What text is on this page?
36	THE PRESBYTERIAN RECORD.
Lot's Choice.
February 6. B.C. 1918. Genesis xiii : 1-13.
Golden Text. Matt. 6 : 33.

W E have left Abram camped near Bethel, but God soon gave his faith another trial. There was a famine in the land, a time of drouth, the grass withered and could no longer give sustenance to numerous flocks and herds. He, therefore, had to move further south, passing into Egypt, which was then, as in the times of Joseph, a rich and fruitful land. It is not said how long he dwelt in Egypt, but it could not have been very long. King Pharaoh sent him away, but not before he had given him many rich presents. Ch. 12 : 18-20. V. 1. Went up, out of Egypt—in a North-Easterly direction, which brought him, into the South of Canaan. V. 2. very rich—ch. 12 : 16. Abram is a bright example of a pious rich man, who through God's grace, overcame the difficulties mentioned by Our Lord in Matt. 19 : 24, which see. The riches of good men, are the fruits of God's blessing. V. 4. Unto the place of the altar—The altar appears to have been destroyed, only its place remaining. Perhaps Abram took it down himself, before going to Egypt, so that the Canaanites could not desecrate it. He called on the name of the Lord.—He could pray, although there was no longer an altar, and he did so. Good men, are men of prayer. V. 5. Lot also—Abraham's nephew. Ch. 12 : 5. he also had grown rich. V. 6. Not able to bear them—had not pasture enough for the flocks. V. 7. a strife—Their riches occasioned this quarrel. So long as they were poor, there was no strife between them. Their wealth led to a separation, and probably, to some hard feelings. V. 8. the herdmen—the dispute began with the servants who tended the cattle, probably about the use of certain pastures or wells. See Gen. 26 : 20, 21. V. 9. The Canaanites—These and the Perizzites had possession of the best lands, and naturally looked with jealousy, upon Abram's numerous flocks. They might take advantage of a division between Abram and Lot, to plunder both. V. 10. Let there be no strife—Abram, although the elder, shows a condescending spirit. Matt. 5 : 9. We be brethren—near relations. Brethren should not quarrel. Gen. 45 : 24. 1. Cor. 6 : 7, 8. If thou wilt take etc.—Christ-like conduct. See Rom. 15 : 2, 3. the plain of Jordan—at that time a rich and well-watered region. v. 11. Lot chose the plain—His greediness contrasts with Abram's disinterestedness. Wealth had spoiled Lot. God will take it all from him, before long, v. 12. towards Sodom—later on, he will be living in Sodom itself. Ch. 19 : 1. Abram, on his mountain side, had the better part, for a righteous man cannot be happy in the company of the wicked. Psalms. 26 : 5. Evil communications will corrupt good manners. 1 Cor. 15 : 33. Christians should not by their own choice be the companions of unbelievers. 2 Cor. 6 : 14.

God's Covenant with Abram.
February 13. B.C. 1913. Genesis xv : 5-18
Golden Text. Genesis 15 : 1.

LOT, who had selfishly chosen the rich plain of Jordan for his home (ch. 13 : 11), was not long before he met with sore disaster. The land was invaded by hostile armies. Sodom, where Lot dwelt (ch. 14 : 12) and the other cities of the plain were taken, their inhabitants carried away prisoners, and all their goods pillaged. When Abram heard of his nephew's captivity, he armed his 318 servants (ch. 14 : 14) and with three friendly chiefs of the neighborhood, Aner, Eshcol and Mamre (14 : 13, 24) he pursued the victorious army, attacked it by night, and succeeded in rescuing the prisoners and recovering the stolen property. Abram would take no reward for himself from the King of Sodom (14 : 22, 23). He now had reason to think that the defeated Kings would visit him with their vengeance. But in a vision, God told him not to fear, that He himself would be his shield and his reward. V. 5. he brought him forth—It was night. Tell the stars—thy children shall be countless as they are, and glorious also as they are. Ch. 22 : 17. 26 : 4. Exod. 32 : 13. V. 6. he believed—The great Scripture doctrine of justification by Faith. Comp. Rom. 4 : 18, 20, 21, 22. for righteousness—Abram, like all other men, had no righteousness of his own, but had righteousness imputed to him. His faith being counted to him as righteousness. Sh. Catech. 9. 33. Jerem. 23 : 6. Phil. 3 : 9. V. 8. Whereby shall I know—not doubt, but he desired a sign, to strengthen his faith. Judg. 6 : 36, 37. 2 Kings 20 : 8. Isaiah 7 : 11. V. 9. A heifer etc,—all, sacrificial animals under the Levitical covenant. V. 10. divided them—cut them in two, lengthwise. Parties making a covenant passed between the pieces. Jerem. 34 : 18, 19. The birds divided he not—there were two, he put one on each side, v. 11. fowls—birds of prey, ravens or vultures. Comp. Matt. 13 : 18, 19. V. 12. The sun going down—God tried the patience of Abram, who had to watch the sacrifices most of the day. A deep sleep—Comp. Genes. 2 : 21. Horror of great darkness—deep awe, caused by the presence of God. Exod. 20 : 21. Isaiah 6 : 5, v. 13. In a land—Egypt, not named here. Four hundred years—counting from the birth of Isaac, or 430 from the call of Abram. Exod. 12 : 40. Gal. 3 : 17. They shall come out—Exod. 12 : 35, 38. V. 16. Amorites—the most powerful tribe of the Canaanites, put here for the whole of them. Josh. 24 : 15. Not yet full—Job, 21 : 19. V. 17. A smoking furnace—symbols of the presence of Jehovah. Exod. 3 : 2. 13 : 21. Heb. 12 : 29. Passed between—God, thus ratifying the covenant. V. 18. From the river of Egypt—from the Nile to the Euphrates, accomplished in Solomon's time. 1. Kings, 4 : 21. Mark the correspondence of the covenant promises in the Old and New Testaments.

+++

## Work instructions
Nothing in the material may be left out; write it all out verbatim.

## Solution to this exercise
What text is on this page?
36	THE PRESBYTERIAN RECORD.
Lot's Choice.
February 6. B.C. 1918. Genesis xiii : 1-13.
Golden Text. Matt. 6 : 33.

W E have left Abram camped near Bethel, but God soon gave his faith another trial. There was a famine in the land, a time of drouth, the grass withered and could no longer give sustenance to numerous flocks and herds. He, therefore, had to move further south, passing into Egypt, which was then, as in the times of Joseph, a rich and fruitful land. It is not said how long he dwelt in Egypt, but it could not have been very long. King Pharaoh sent him away, but not before he had given him many rich presents. Ch. 12 : 18-20. V. 1. Went up, out of Egypt—in a North-Easterly direction, which brought him, into the South of Canaan. V. 2. very rich—ch. 12 : 16. Abram is a bright example of a pious rich man, who through God's grace, overcame the difficulties mentioned by Our Lord in Matt. 19 : 24, which see. The riches of good men, are the fruits of God's blessing. V. 4. Unto the place of the altar—The altar appears to have been destroyed, only its place remaining. Perhaps Abram took it down himself, before going to Egypt, so that the Canaanites could not desecrate it. He called on the name of the Lord.—He could pray, although there was no longer an altar, and he did so. Good men, are men of prayer. V. 5. Lot also—Abraham's nephew. Ch. 12 : 5. he also had grown rich. V. 6. Not able to bear them—had not pasture enough for the flocks. V. 7. a strife—Their riches occasioned this quarrel. So long as they were poor, there was no strife between them. Their wealth led to a separation, and probably, to some hard feelings. V. 8. the herdmen—the dispute began with the servants who tended the cattle, probably about the use of certain pastures or wells. See Gen. 26 : 20, 21. V. 9. The Canaanites—These and the Perizzites had possession of the best lands, and naturally looked with jealousy, upon Abram's numerous flocks. They might take advantage of a division between Abram and Lot, to plunder both. V. 10. Let there be no strife—Abram, although the elder, shows a condescending spirit. Matt. 5 : 9. We be brethren—near relations. Brethren should not quarrel. Gen. 45 : 24. 1. Cor. 6 : 7, 8. If thou wilt take etc.—Christ-like conduct. See Rom. 15 : 2, 3. the plain of Jordan—at that time a rich and well-watered region. v. 11. Lot chose the plain—His greediness contrasts with Abram's disinterestedness. Wealth had spoiled Lot. God will take it all from him, before long, v. 12. towards Sodom—later on, he will be living in Sodom itself. Ch. 19 : 1. Abram, on his mountain side, had the better part, for a righteous man cannot be happy in the company of the wicked. Psalms. 26 : 5. Evil communications will corrupt good manners. 1 Cor. 15 : 33. Christians should not by their own choice be the companions of unbelievers. 2 Cor. 6 : 14.

God's Covenant with Abram.
February 13. B.C. 1913. Genesis xv : 5-18
Golden Text. Genesis 15 : 1.

LOT, who had selfishly chosen the rich plain of Jordan for his home (ch. 13 : 11), was not long before he met with sore disaster. The land was invaded by hostile armies. Sodom, where Lot dwelt (ch. 14 : 12) and the other cities of the plain were taken, their inhabitants carried away prisoners, and all their goods pillaged. When Abram heard of his nephew's captivity, he armed his 318 servants (ch. 14 : 14) and with three friendly chiefs of the neighborhood, Aner, Eshcol and Mamre (14 : 13, 24) he pursued the victorious army, attacked it by night, and succeeded in rescuing the prisoners and recovering the stolen property. Abram would take no reward for himself from the King of Sodom (14 : 22, 23). He now had reason to think that the defeated Kings would visit him with their vengeance. But in a vision, God told him not to fear, that He himself would be his shield and his reward. V. 5. he brought him forth—It was night. Tell the stars—thy children shall be countless as they are, and glorious also as they are. Ch. 22 : 17. 26 : 4. Exod. 32 : 13. V. 6. he believed—The great Scripture doctrine of justification by Faith. Comp. Rom. 4 : 18, 20, 21, 22. for righteousness—Abram, like all other men, had no righteousness of his own, but had righteousness imputed to him. His faith being counted to him as righteousness. Sh. Catech. 9. 33. Jerem. 23 : 6. Phil. 3 : 9. V. 8. Whereby shall I know—not doubt, but he desired a sign, to strengthen his faith. Judg. 6 : 36, 37. 2 Kings 20 : 8. Isaiah 7 : 11. V. 9. A heifer etc,—all, sacrificial animals under the Levitical covenant. V. 10. divided them—cut them in two, lengthwise. Parties making a covenant passed between the pieces. Jerem. 34 : 18, 19. The birds divided he not—there were two, he put one on each side, v. 11. fowls—birds of prey, ravens or vultures. Comp. Matt. 13 : 18, 19. V. 12. The sun going down—God tried the patience of Abram, who had to watch the sacrifices most of the day. A deep sleep—Comp. Genes. 2 : 21. Horror of great darkness—deep awe, caused by the presence of God. Exod. 20 : 21. Isaiah 6 : 5, v. 13. In a land—Egypt, not named here. Four hundred years—counting from the birth of Isaac, or 430 from the call of Abram. Exod. 12 : 40. Gal. 3 : 17. They shall come out—Exod. 12 : 35, 38. V. 16. Amorites—the most powerful tribe of the Canaanites, put here for the whole of them. Josh. 24 : 15. Not yet full—Job, 21 : 19. V. 17. A smoking furnace—symbols of the presence of Jehovah. Exod. 3 : 2. 13 : 21. Heb. 12 : 29. Passed between—God, thus ratifying the covenant. V. 18. From the river of Egypt—from the Nile to the Euphrates, accomplished in Solomon's time. 1. Kings, 4 : 21. Mark the correspondence of the covenant promises in the Old and New Testaments.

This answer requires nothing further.